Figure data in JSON

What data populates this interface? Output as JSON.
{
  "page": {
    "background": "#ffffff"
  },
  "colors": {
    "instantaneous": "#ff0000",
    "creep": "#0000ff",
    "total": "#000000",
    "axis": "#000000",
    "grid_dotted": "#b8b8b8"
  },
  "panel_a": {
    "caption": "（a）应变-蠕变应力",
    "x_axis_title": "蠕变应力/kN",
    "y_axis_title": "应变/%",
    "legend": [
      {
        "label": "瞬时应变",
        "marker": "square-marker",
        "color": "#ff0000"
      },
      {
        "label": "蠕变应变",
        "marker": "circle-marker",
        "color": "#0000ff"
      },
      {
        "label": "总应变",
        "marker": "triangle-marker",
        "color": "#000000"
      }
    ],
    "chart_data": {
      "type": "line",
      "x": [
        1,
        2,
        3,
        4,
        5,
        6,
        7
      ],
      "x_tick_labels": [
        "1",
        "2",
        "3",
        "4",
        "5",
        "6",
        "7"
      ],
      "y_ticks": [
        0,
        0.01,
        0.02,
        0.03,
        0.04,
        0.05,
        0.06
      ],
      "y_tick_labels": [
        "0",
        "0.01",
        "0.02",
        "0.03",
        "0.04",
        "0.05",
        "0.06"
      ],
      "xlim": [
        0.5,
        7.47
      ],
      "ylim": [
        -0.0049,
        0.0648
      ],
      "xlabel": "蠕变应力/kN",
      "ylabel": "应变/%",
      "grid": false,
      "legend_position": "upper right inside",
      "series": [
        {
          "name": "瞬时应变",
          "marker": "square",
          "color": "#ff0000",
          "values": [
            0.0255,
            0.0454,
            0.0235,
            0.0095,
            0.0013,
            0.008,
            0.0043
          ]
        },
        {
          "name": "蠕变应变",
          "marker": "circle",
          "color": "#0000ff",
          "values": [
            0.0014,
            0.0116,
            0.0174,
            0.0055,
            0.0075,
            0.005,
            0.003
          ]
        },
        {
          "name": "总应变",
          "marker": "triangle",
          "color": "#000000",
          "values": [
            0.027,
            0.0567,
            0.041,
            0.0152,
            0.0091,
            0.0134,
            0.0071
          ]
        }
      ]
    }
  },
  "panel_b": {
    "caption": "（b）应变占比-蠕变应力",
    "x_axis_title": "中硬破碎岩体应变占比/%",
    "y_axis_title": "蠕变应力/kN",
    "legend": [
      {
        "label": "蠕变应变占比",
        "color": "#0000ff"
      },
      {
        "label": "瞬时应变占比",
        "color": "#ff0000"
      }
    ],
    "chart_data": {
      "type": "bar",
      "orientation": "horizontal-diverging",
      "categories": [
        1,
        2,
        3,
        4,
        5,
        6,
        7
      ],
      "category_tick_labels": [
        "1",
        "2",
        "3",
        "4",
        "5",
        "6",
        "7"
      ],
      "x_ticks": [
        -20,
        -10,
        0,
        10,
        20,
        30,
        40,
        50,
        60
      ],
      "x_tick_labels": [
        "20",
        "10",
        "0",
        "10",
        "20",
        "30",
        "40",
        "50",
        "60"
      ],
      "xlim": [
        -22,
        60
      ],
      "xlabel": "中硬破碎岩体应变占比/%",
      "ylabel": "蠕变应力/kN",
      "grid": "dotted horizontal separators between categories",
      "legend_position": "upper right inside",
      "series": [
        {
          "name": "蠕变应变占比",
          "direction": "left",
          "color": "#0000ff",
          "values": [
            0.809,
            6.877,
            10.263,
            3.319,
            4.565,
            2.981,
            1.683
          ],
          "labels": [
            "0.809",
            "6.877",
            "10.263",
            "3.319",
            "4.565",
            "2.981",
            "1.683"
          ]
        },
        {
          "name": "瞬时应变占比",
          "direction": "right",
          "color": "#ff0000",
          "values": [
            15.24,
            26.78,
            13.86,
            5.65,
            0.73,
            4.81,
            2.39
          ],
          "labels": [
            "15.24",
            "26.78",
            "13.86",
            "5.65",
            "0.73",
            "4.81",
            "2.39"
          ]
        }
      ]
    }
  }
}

_What the task asks_. Show every line of the records above that contains the word "horizontal".

_Written answer_.
      "orientation": "horizontal-diverging",
      "grid": "dotted horizontal separators between categories",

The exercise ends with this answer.